===== Raw data =====

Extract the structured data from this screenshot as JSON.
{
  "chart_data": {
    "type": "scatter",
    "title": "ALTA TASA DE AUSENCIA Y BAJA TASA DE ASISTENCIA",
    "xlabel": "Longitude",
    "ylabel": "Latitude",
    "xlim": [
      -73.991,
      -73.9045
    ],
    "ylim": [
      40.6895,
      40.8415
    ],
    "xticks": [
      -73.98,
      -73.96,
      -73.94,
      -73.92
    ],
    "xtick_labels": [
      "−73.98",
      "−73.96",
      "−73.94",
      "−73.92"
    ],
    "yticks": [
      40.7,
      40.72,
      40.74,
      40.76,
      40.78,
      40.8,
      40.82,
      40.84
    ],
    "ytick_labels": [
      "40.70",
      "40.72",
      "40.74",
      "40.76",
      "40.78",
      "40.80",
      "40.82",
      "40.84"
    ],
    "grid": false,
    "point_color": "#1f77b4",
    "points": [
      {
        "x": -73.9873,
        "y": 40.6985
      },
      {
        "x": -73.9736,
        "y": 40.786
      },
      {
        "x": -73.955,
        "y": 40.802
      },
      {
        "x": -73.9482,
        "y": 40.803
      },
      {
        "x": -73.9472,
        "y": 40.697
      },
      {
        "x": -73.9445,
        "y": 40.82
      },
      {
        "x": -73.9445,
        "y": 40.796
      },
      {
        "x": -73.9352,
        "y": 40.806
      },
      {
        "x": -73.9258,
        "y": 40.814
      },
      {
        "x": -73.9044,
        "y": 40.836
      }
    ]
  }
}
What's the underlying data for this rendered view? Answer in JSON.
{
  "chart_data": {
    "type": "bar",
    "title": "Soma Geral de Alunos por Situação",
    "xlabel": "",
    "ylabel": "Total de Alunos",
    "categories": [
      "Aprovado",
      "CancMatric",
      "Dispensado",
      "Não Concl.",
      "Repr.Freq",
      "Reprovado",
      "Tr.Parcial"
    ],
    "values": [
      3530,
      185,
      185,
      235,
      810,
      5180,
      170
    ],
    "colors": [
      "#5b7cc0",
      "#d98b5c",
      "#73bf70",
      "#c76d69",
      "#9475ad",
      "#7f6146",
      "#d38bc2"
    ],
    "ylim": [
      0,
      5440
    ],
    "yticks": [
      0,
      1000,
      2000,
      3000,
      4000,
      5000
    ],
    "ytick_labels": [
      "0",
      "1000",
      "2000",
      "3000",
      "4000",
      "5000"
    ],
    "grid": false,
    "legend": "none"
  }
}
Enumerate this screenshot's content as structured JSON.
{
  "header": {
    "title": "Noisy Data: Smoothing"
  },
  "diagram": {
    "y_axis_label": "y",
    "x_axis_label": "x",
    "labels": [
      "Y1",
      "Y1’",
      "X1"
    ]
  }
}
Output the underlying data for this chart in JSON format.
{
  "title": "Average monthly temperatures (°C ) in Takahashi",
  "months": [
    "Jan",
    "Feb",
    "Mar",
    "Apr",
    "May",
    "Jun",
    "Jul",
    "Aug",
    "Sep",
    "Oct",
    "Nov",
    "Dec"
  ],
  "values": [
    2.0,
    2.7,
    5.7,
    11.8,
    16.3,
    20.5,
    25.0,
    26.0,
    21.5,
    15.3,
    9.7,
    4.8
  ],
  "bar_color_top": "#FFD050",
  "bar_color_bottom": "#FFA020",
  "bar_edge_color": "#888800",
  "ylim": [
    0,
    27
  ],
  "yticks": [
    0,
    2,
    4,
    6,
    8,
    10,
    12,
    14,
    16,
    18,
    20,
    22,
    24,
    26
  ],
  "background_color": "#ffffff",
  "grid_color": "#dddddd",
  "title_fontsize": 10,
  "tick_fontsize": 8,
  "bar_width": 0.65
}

=====

Instructions to follow »
Find each line in the records holding the string "this" and show it.

Result »
Extract the structured data from this screenshot as JSON.
What's the underlying data for this rendered view? Answer in JSON.
Enumerate this screenshot's content as structured JSON.
Output the underlying data for this chart in JSON format.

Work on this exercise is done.